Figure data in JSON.
========================================================================

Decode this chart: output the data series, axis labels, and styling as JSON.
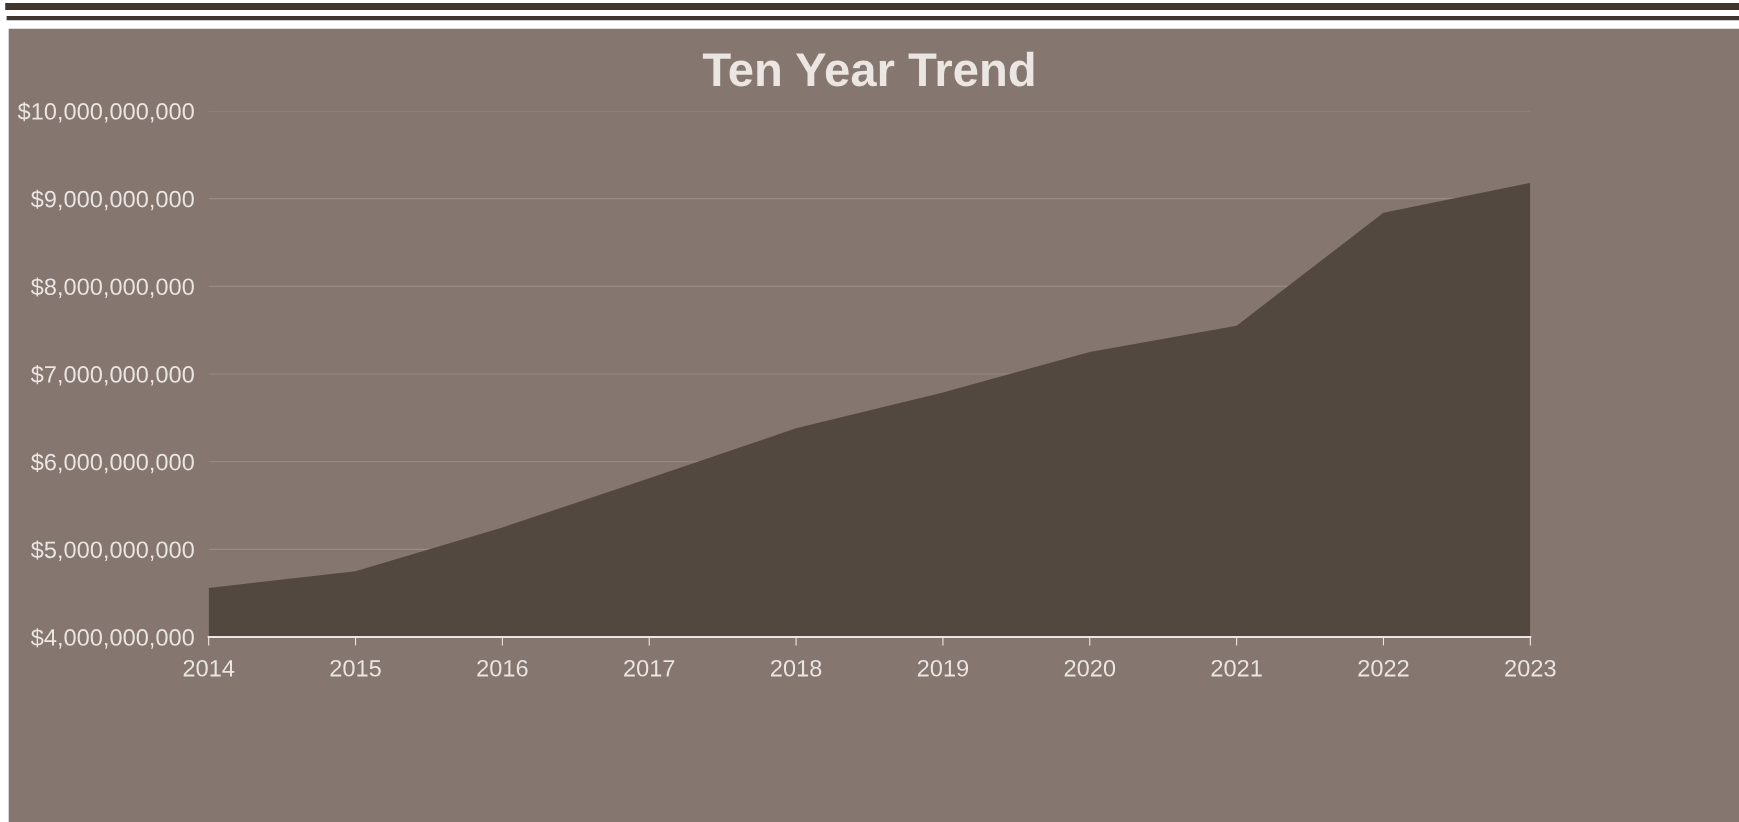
{
  "chart_data": {
    "type": "area",
    "title": "Ten Year Trend",
    "x": [
      2014,
      2015,
      2016,
      2017,
      2018,
      2019,
      2020,
      2021,
      2022,
      2023
    ],
    "series": [
      {
        "color": "#534840",
        "values": [
          4560000000,
          4750000000,
          5250000000,
          5810000000,
          6380000000,
          6790000000,
          7250000000,
          7550000000,
          8840000000,
          9180000000
        ]
      }
    ],
    "xlim": [
      2014,
      2023
    ],
    "xticks": [
      2014,
      2015,
      2016,
      2017,
      2018,
      2019,
      2020,
      2021,
      2022,
      2023
    ],
    "ylim": [
      4000000000,
      10000000000
    ],
    "yticks": [
      {
        "value": 4000000000,
        "label": "$4,000,000,000"
      },
      {
        "value": 5000000000,
        "label": "$5,000,000,000"
      },
      {
        "value": 6000000000,
        "label": "$6,000,000,000"
      },
      {
        "value": 7000000000,
        "label": "$7,000,000,000"
      },
      {
        "value": 8000000000,
        "label": "$8,000,000,000"
      },
      {
        "value": 9000000000,
        "label": "$9,000,000,000"
      },
      {
        "value": 10000000000,
        "label": "$10,000,000,000"
      }
    ],
    "grid": "y"
  }
}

========================================================================

What needs to be done.
Your copy of the data above should match it exactly, except that pictures are left out.

Reply.
Decode this chart: output the data series, axis labels, and styling as JSON.
{
  "chart_data": {
    "type": "area",
    "title": "Ten Year Trend",
    "x": [
      2014,
      2015,
      2016,
      2017,
      2018,
      2019,
      2020,
      2021,
      2022,
      2023
    ],
    "series": [
      {
        "color": "#534840",
        "values": [
          4560000000,
          4750000000,
          5250000000,
          5810000000,
          6380000000,
          6790000000,
          7250000000,
          7550000000,
          8840000000,
          9180000000
        ]
      }
    ],
    "xlim": [
      2014,
      2023
    ],
    "xticks": [
      2014,
      2015,
      2016,
      2017,
      2018,
      2019,
      2020,
      2021,
      2022,
      2023
    ],
    "ylim": [
      4000000000,
      10000000000
    ],
    "yticks": [
      {
        "value": 4000000000,
        "label": "$4,000,000,000"
      },
      {
        "value": 5000000000,
        "label": "$5,000,000,000"
      },
      {
        "value": 6000000000,
        "label": "$6,000,000,000"
      },
      {
        "value": 7000000000,
        "label": "$7,000,000,000"
      },
      {
        "value": 8000000000,
        "label": "$8,000,000,000"
      },
      {
        "value": 9000000000,
        "label": "$9,000,000,000"
      },
      {
        "value": 10000000000,
        "label": "$10,000,000,000"
      }
    ],
    "grid": "y"
  }
}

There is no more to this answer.